In the listing below, pick out lines with "Бухынбалтэ".
--- --- ---
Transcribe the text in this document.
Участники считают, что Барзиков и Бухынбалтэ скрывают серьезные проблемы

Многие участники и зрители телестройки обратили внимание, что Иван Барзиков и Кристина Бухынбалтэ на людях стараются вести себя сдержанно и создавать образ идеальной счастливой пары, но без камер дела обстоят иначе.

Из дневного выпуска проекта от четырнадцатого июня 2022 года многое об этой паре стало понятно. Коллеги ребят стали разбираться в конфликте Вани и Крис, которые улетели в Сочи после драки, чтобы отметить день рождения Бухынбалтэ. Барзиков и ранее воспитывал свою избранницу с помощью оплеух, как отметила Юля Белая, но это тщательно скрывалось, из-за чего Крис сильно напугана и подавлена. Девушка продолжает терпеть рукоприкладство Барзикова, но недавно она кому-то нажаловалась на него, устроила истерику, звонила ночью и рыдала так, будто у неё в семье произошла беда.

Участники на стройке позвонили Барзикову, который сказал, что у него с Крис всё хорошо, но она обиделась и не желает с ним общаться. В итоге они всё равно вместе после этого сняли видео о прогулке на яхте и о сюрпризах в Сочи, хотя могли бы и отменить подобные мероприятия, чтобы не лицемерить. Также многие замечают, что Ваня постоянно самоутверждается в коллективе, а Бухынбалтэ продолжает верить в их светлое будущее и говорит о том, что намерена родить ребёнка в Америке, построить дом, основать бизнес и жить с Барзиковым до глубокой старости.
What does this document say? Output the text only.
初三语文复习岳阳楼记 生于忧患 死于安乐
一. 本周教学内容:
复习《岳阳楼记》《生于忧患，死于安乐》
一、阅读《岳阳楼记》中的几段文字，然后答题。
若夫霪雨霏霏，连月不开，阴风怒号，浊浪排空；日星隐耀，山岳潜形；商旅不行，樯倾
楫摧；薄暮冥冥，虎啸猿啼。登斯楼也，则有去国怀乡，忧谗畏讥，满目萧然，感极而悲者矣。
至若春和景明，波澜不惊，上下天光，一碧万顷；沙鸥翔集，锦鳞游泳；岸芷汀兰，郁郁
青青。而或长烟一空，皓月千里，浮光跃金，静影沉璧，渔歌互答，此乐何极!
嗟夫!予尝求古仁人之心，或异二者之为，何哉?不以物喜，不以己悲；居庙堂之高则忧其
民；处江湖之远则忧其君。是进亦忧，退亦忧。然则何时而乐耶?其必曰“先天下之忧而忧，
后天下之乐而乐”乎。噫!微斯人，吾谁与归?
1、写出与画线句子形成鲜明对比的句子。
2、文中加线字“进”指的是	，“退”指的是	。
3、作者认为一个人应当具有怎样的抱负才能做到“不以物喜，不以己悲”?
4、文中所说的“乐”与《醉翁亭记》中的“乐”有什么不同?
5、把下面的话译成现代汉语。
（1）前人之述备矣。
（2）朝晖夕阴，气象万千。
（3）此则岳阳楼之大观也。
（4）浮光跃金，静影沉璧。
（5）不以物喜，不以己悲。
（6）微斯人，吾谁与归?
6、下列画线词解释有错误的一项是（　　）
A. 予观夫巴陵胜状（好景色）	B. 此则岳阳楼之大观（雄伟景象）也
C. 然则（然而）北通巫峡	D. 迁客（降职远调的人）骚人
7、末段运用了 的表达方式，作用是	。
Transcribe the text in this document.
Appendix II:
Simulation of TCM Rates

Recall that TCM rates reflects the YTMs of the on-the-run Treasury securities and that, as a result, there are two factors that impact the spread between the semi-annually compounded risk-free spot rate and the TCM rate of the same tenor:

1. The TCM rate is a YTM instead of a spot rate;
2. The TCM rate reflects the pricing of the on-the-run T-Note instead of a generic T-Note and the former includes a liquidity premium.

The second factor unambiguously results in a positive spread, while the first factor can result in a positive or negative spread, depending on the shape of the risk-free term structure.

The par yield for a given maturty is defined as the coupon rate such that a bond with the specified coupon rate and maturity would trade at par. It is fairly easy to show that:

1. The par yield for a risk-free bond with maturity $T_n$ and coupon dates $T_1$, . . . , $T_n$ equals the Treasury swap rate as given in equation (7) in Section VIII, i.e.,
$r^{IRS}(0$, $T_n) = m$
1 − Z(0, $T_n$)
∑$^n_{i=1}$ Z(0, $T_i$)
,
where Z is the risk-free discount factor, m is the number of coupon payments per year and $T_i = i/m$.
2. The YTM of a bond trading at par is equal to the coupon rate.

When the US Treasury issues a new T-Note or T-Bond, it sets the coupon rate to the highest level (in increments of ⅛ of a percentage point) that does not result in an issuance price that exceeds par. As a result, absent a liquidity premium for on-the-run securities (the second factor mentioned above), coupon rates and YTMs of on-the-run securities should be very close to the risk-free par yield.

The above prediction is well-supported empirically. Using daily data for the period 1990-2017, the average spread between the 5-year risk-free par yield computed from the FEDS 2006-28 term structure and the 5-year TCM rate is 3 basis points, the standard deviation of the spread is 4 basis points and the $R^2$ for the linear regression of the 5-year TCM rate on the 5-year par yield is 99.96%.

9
--- --- ---
» Answer to this exercise:
Участники считают, что Барзиков и Бухынбалтэ скрывают серьезные проблемы
Многие участники и зрители телестройки обратили внимание, что Иван Барзиков и Кристина Бухынбалтэ на людях стараются вести себя сдержанно и создавать образ идеальной счастливой пары, но без камер дела обстоят иначе.
Из дневного выпуска проекта от четырнадцатого июня 2022 года многое об этой паре стало понятно. Коллеги ребят стали разбираться в конфликте Вани и Крис, которые улетели в Сочи после драки, чтобы отметить день рождения Бухынбалтэ. Барзиков и ранее воспитывал свою избранницу с помощью оплеух, как отметила Юля Белая, но это тщательно скрывалось, из-за чего Крис сильно напугана и подавлена. Девушка продолжает терпеть рукоприкладство Барзикова, но недавно она кому-то нажаловалась на него, устроила истерику, звонила ночью и рыдала так, будто у неё в семье произошла беда.
Участники на стройке позвонили Барзикову, который сказал, что у него с Крис всё хорошо, но она обиделась и не желает с ним общаться. В итоге они всё равно вместе после этого сняли видео о прогулке на яхте и о сюрпризах в Сочи, хотя могли бы и отменить подобные мероприятия, чтобы не лицемерить. Также многие замечают, что Ваня постоянно самоутверждается в коллективе, а Бухынбалтэ продолжает верить в их светлое будущее и говорит о том, что намерена родить ребёнка в Америке, построить дом, основать бизнес и жить с Барзиковым до глубокой старости.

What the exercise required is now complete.